→ Set of tasks
1. Reproduce the passage on investment restrictions from "Master Bond LLC has" up to and including "agencies and instrumentalities).".
2. Answer these questions from the passage on investment restrictions:
(a) Whose classifications does the Fund use as a guide to identify industries for investment restriction (2)?
(b) Whose approval is required to change Master Bond LLC's fundamental policies?
(c) Under Master Bond LLC's restriction (2), what is the maximum share of its total assets it may invest in the securities of issuers in any particular industry?
3. Continue the passage on investment restrictions from the point where it stops.

→ Given text

— BEGIN —

In addition, as a non-fundamental investment policy, which may be changed by the Board of Directors without shareholder approval, and to the extent required by the Commission or its staff, the Fund will, for purposes of investment restriction (2), treat securities issued or guaranteed by the government of any one foreign country as the obligations of a single issuer.

 

Except with respect to restriction (7), if a percentage restriction on the investment or use of assets set forth above is adhered to at the time a transaction is effected, later changes in percentages resulting from changing values will not be considered a violation.

 

For purposes of investment restriction (2) above, the Fund uses the classifications and sub-classifications of Morgan Stanley Capital International as a guide to identify industries.

 

Master Bond LLC has adopted restrictions and policies relating to the investment of its assets and its activities. Master Bond LLC’s fundamental policies may not be changed without the approval of the holders of a majority of interests of Master Bond LLC.

 

Under its fundamental investment restrictions, Master Bond LLC may not:

 

(1) Make any investment inconsistent with the Fund’s classification as a diversified company under the Investment Company Act.

 

(2) Invest more than 25% of its total assets, taken at market value, in the securities of issuers in any particular industry (excluding the U.S. Government and its agencies and instrumentalities).

 

(3) Make investments for the purpose of exercising control or management.

— END —

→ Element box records
— BEGIN —

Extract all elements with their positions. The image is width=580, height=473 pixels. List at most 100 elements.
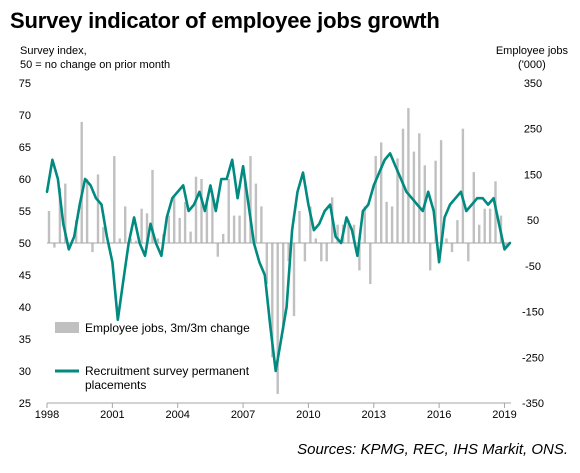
bar <box>238 215 241 243</box>
line-point <box>258 261 261 264</box>
line-point <box>225 178 228 180</box>
bar <box>374 156 377 243</box>
left-axis-title-line-2: 50 = no change on prior month <box>20 59 171 71</box>
line-point <box>313 229 315 231</box>
bar <box>140 208 143 243</box>
y-right-tick-label: -350 <box>522 398 544 410</box>
bar <box>134 240 138 243</box>
bar <box>96 174 100 243</box>
bar <box>325 243 328 262</box>
bar <box>183 201 187 243</box>
x-tick-label: 2004 <box>165 409 189 421</box>
bar <box>303 243 307 262</box>
right-axis-title-line-1: Employee jobs <box>495 45 568 57</box>
legend-line-label-part: placements <box>85 378 146 392</box>
line-point <box>127 242 130 244</box>
bar <box>249 156 252 243</box>
bar <box>227 179 230 243</box>
bar <box>91 243 94 253</box>
bar <box>151 169 154 243</box>
line-point <box>247 203 250 206</box>
line-point <box>422 210 424 212</box>
line-point <box>318 223 321 225</box>
line-point <box>416 203 419 206</box>
y-left-tick-label: 60 <box>19 174 31 186</box>
legend-line-label-part: Recruitment survey permanent <box>85 364 250 378</box>
y-left-tick-label: 70 <box>19 110 31 122</box>
bar <box>145 213 149 243</box>
line-point <box>307 203 310 206</box>
bar <box>113 156 116 243</box>
line-point <box>351 229 353 231</box>
bar <box>429 243 432 271</box>
line-point <box>68 248 70 251</box>
legend-bar-swatch <box>55 322 79 333</box>
bar <box>298 211 301 243</box>
line-point <box>509 242 511 244</box>
line-point <box>231 159 233 161</box>
line-series-path <box>45 152 512 373</box>
y-left-tick-label: 40 <box>19 302 31 314</box>
line-point <box>400 178 402 180</box>
line-point <box>78 203 81 206</box>
line-point <box>471 203 473 206</box>
line-point <box>285 306 288 308</box>
bar <box>336 224 339 243</box>
x-tick-label: 1998 <box>35 409 59 421</box>
bar <box>380 142 383 243</box>
line-point <box>144 255 146 257</box>
line-point <box>443 216 446 219</box>
chart-title: Survey indicator of employee jobs growth <box>10 8 440 33</box>
line-point <box>329 203 332 206</box>
line-point <box>89 184 92 187</box>
bar <box>385 201 388 243</box>
bar <box>194 176 198 243</box>
line-point <box>73 235 75 238</box>
line-point <box>481 197 484 199</box>
bar <box>439 140 443 243</box>
line-point <box>296 191 299 193</box>
bar <box>456 220 459 243</box>
bar <box>483 208 486 243</box>
line-point <box>46 191 48 193</box>
x-tick-label: 2001 <box>100 409 124 421</box>
line-point <box>133 216 135 219</box>
bar <box>450 243 454 253</box>
line-point <box>449 203 451 206</box>
x-tick-label: 2019 <box>492 409 516 421</box>
y-right-tick-label: -50 <box>525 261 541 273</box>
y-right-tick-label: -250 <box>522 352 544 364</box>
line-point <box>373 184 375 187</box>
bar <box>309 206 312 243</box>
bar <box>200 179 203 243</box>
line-point <box>198 191 201 193</box>
line-point <box>264 274 266 276</box>
bar <box>358 243 361 271</box>
y-right-tick-label: 150 <box>524 169 542 181</box>
bar <box>64 183 67 243</box>
line-point <box>280 338 283 340</box>
bar <box>287 243 290 262</box>
line-point <box>236 197 239 199</box>
line-point <box>323 210 326 212</box>
line-point <box>111 261 114 264</box>
line-point <box>193 203 195 206</box>
line-point <box>160 255 163 257</box>
y-left-tick-label: 65 <box>19 142 31 154</box>
line-point <box>51 159 54 161</box>
line-point <box>405 191 408 193</box>
line-point <box>438 261 440 264</box>
bar <box>173 197 176 243</box>
line-point <box>215 210 217 212</box>
bar <box>472 172 475 243</box>
line-point <box>411 197 413 199</box>
bar <box>243 181 247 243</box>
line-point <box>149 223 152 225</box>
line-point <box>378 171 381 174</box>
line-point <box>100 203 103 206</box>
bar <box>222 233 225 243</box>
bar <box>434 160 437 243</box>
line-point <box>356 255 359 257</box>
line-point <box>187 210 190 212</box>
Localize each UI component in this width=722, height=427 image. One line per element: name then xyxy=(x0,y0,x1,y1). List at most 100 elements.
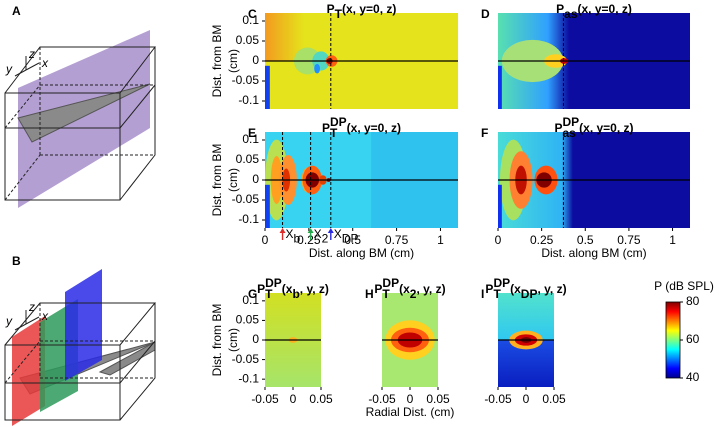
y-axis-label: Dist. from BM xyxy=(210,144,224,217)
marker-label: b xyxy=(294,231,301,245)
panel-letter: A xyxy=(12,4,21,18)
panel-title: T xyxy=(265,287,273,301)
y-tick-label: -0.05 xyxy=(232,192,260,206)
schematic-b xyxy=(4,269,157,426)
panel-title: , y, z) xyxy=(416,282,445,296)
y-tick-label: 0.1 xyxy=(242,293,259,307)
colorbar xyxy=(665,301,681,379)
panel-title: P xyxy=(322,121,330,135)
panel-letter: E xyxy=(248,126,256,140)
panel-title: T xyxy=(493,287,501,301)
marker-label: X xyxy=(334,227,342,241)
x-tick-label: 0.05 xyxy=(542,392,566,406)
y-tick-label: -0.1 xyxy=(238,93,259,107)
x-axis-label: Dist. along BM (cm) xyxy=(541,246,646,260)
x-tick-label: 1 xyxy=(437,233,444,247)
x-tick-label: -0.05 xyxy=(251,392,279,406)
panel-letter: H xyxy=(365,287,374,301)
x-tick-label: -0.05 xyxy=(484,392,512,406)
colorbar-tick-label: 80 xyxy=(686,294,700,308)
panel-title: (x xyxy=(510,282,521,296)
x-tick-label: 0 xyxy=(262,233,269,247)
panel-title: , y, z) xyxy=(300,282,329,296)
field-region xyxy=(314,63,321,74)
x-tick-label: 1 xyxy=(669,233,676,247)
y-tick-label: 0.1 xyxy=(242,13,259,27)
marker-arrowhead xyxy=(307,228,314,233)
y-tick-label: -0.05 xyxy=(232,73,260,87)
x-tick-label: 0.25 xyxy=(530,233,554,247)
panel-title: DP xyxy=(493,276,510,290)
marker-label: X xyxy=(286,227,294,241)
panel-title: (x, y=0, z) xyxy=(347,121,401,135)
y-tick-label: 0.05 xyxy=(236,313,260,327)
y-axis-label: Dist. from BM xyxy=(210,304,224,377)
panel-title: P xyxy=(554,121,562,135)
marker-arrowhead xyxy=(327,228,334,233)
axis-glyph-label: z xyxy=(28,300,35,314)
y-axis-label: Dist. from BM xyxy=(210,25,224,98)
x-tick-label: 0.5 xyxy=(344,233,361,247)
y-axis-label: (cm) xyxy=(226,49,240,73)
x-tick-label: 0.25 xyxy=(297,233,321,247)
x-tick-label: 0 xyxy=(495,233,502,247)
panel-title: T xyxy=(382,287,390,301)
field-region xyxy=(265,65,270,109)
x-tick-label: 0.75 xyxy=(385,233,409,247)
panel-title: (x xyxy=(282,282,293,296)
field-region xyxy=(265,184,270,228)
colorbar-tick-label: 60 xyxy=(686,332,700,346)
panel-title: T xyxy=(330,126,338,140)
x-tick-label: 0.05 xyxy=(426,392,450,406)
x-tick-label: 0.05 xyxy=(309,392,333,406)
panel-title: DP xyxy=(330,115,347,129)
marker-label: 2 xyxy=(322,231,329,245)
axis-glyph-label: z xyxy=(28,47,35,61)
panel-letter: B xyxy=(12,254,21,268)
axis-glyph-label: y xyxy=(5,62,13,76)
panel-letter: G xyxy=(248,287,257,301)
panel-title: P xyxy=(556,2,564,16)
panel-title: as xyxy=(562,126,576,140)
y-tick-label: -0.05 xyxy=(232,352,260,366)
x-tick-label: 0 xyxy=(290,392,297,406)
panel-title: DP xyxy=(382,276,399,290)
panel-title: (x, y=0, z) xyxy=(579,121,633,135)
colorbar-title: P (dB SPL) xyxy=(654,279,714,293)
panel-title: T xyxy=(335,7,343,21)
panel-title: (x, y=0, z) xyxy=(578,2,632,16)
panel-title: , y, z) xyxy=(537,282,566,296)
x-tick-label: 0.5 xyxy=(577,233,594,247)
field-region xyxy=(498,65,502,109)
y-tick-label: 0 xyxy=(252,172,259,186)
panel-title: DP xyxy=(521,287,538,301)
panel-title: (x, y=0, z) xyxy=(342,2,396,16)
y-tick-label: 0.05 xyxy=(236,152,260,166)
axis-glyph-label: x xyxy=(41,309,49,323)
x-axis-label: Radial Dist. (cm) xyxy=(366,405,455,419)
panel-title: P xyxy=(485,282,493,296)
y-tick-label: -0.1 xyxy=(238,212,259,226)
y-tick-label: -0.1 xyxy=(238,371,259,385)
schematic-a xyxy=(4,30,157,208)
axis-glyph-label: y xyxy=(5,314,13,328)
marker-arrowhead xyxy=(279,228,286,233)
colorbar-tick-label: 40 xyxy=(686,370,700,384)
panel-title: P xyxy=(374,282,382,296)
x-tick-label: -0.05 xyxy=(368,392,396,406)
panel-title: (x xyxy=(399,282,410,296)
panel-letter: F xyxy=(481,126,488,140)
y-tick-label: 0.05 xyxy=(236,33,260,47)
panel-title: P xyxy=(257,282,265,296)
field-region xyxy=(498,184,502,228)
panel-title: 2 xyxy=(410,287,417,301)
panel-letter: C xyxy=(248,7,257,21)
y-tick-label: 0 xyxy=(252,53,259,67)
x-tick-label: 0 xyxy=(407,392,414,406)
x-axis-label: Dist. along BM (cm) xyxy=(309,246,414,260)
panel-title: DP xyxy=(562,115,579,129)
y-axis-label: (cm) xyxy=(226,168,240,192)
y-tick-label: 0 xyxy=(252,332,259,346)
panel-letter: I xyxy=(481,287,484,301)
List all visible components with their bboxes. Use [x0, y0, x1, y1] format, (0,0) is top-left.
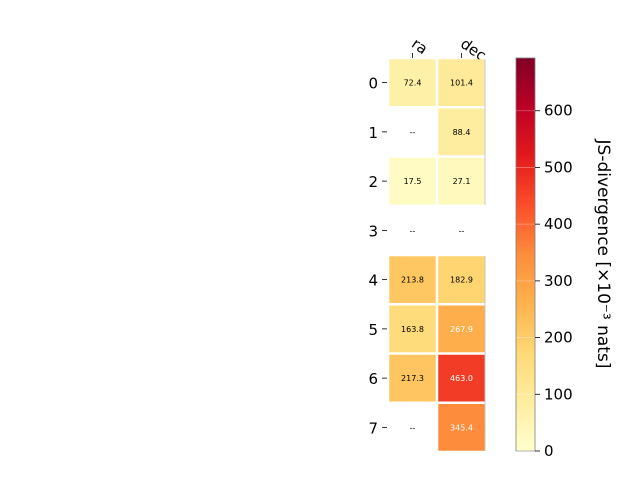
row-label-1: 1	[368, 124, 378, 142]
row-label-5: 5	[368, 321, 378, 339]
row-label-2: 2	[368, 173, 378, 191]
row-labels: 0 1 2 3 4 5 6 7	[368, 75, 387, 437]
heatmap-cell	[438, 404, 485, 451]
colorbar-tick-label: 200	[544, 329, 573, 347]
heatmap-cell	[438, 256, 485, 303]
heatmap-cell	[389, 354, 436, 402]
heatmap-cell	[438, 354, 485, 402]
row-label-7: 7	[368, 419, 378, 437]
row-label-4: 4	[368, 272, 378, 290]
heatmap-cell	[389, 305, 436, 353]
cell-value-label: 267.9	[450, 325, 473, 334]
heatmap-cell	[438, 305, 485, 353]
heatmap-cell	[438, 157, 485, 205]
cell-value-label: 88.4	[453, 128, 471, 137]
colorbar-tick-label: 400	[544, 215, 573, 233]
column-label-ra: ra	[408, 35, 431, 59]
heatmap-cell	[389, 157, 436, 205]
cell-value-label: --	[410, 423, 416, 432]
colorbar-scale	[515, 57, 536, 452]
cell-value-label: 345.4	[450, 423, 473, 432]
colorbar-label: JS-divergence [×10⁻³ nats]	[593, 139, 613, 369]
cell-value-label: 163.8	[401, 325, 424, 334]
heatmap-cell	[389, 59, 436, 106]
colorbar-tick-label: 100	[544, 385, 573, 403]
colorbar: 0 100 200 300 400 500 600 JS-divergence [×10⁻³…	[515, 57, 613, 460]
row-label-3: 3	[368, 222, 378, 240]
cell-value-label: 72.4	[404, 79, 422, 88]
heatmap-cell	[438, 59, 485, 106]
cell-value-label: 17.5	[404, 177, 422, 186]
colorbar-ticks: 0 100 200 300 400 500 600	[516, 102, 573, 460]
cell-value-label: 27.1	[453, 177, 471, 186]
cell-value-label: --	[459, 226, 465, 235]
cell-value-label: 101.4	[450, 79, 473, 88]
colorbar-tick-label: 0	[544, 442, 554, 460]
cell-value-label: 182.9	[450, 276, 473, 285]
colorbar-tick-label: 600	[544, 102, 573, 120]
cell-value-label: 213.8	[401, 276, 424, 285]
cell-value-label: 463.0	[450, 374, 473, 383]
colorbar-tick-label: 300	[544, 272, 573, 290]
heatmap-cell	[438, 108, 485, 156]
cell-value-labels: 72.4 101.4 -- 88.4 17.5 27.1 -- -- 213.8 182.9 163…	[401, 79, 473, 433]
row-label-0: 0	[368, 75, 378, 93]
cell-value-label: --	[410, 128, 416, 137]
row-label-6: 6	[368, 370, 378, 388]
heatmap-cells	[389, 59, 486, 451]
cell-value-label: --	[410, 226, 416, 235]
cell-value-label: 217.3	[401, 374, 424, 383]
colorbar-tick-label: 500	[544, 158, 573, 176]
heatmap-cell	[389, 256, 436, 303]
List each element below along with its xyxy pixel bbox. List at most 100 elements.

— END —

→ Expected results
1.
Master Bond LLC has adopted restrictions and policies relating to the investment of its assets and its activities. Master Bond LLC’s fundamental policies may not be changed without the approval of the holders of a majority of interests of Master Bond LLC.

 

Under its fundamental investment restrictions, Master Bond LLC may not:

 

(1) Make any investment inconsistent with the Fund’s classification as a diversified company under the Investment Company Act.

 

(2) Invest more than 25% of its total assets, taken at market value, in the securities of issuers in any particular industry (excluding the U.S. Government and its agencies and instrumentalities).

2.
(a) Morgan Stanley Capital International.
(b) The holders of a majority of interests of Master Bond LLC.
(c) 25%, taken at market value.

3.
(4) Purchase or sell real estate, except that, to the extent permitted by applicable law, each Fund may invest in securities directly or indirectly secured by real estate or interests therein or issued by companies which invest in real estate or interests therein.

 

(5) Make loans to other persons, except that the acquisition of bonds, debentures or other corporate debt securities and investment in government obligations, commercial paper, pass-through instruments, certificates of deposit, banker’s acceptances, repurchase agreements or any similar instruments shall not be deemed to be the making of a loan, and except further that each Fund may lend its portfolio securities, provided that the lending of portfolio securities may be made only in accordance with applicable law and the guidelines set forth in the Master Bond LLC’s Prospectus and Statement of Additional Information, as they may be amended from time to time. (For purposes of this restriction, corporate debt securities include corporate loans purchased in the secondary market).

 

(6) Issue senior securities to the extent such issuance would violate applicable law.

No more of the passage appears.